• _What you have to do_: Report every line in the listing below where the string "stellenweise" shows up.

[Saved entries]
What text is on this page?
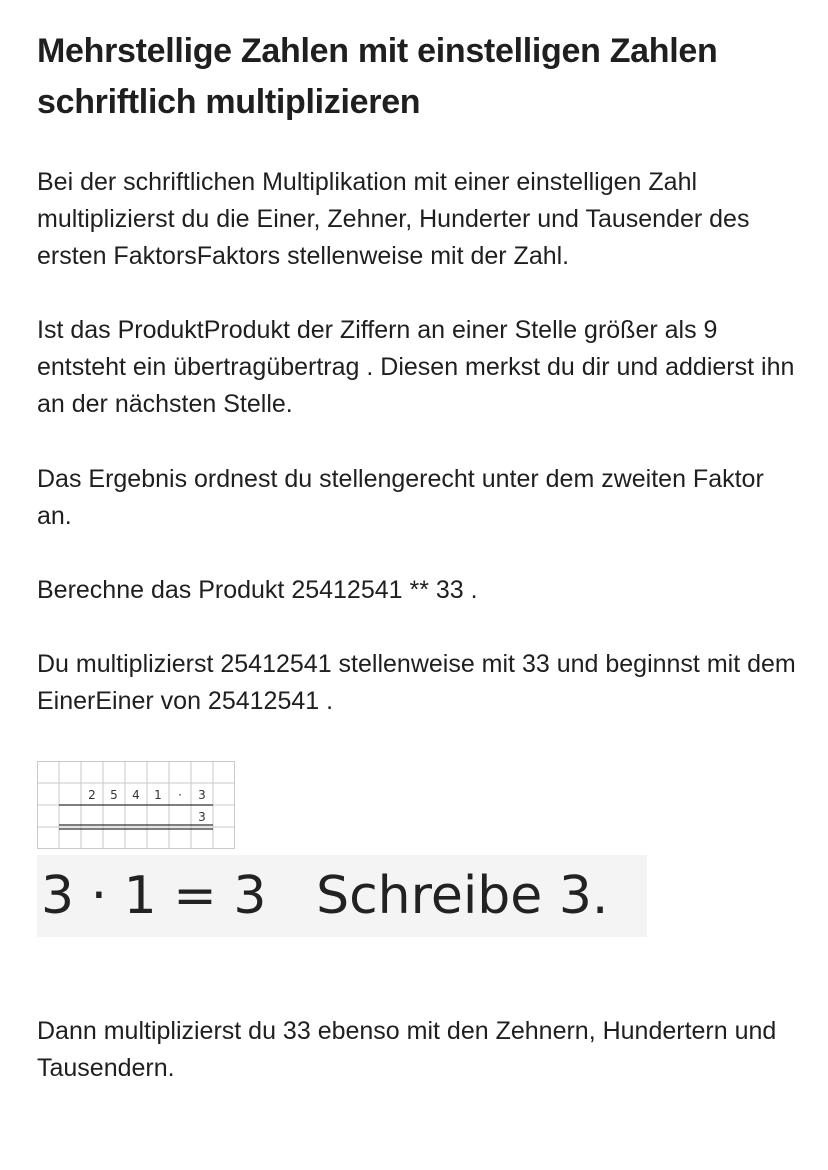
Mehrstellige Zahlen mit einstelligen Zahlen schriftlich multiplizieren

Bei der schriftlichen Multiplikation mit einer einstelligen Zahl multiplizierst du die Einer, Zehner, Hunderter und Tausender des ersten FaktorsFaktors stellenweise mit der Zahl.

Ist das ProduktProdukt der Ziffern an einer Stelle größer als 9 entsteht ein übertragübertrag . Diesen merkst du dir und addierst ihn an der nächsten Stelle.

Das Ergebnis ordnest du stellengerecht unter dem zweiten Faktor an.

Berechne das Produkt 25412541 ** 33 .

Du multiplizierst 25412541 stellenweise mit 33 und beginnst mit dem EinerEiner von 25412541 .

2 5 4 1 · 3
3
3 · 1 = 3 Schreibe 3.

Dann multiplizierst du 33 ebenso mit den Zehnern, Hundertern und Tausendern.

• _Task result_:
Bei der schriftlichen Multiplikation mit einer einstelligen Zahl multiplizierst du die Einer, Zehner, Hunderter und Tausender des ersten FaktorsFaktors stellenweise mit der Zahl.
Du multiplizierst 25412541 stellenweise mit 33 und beginnst mit dem EinerEiner von 25412541 .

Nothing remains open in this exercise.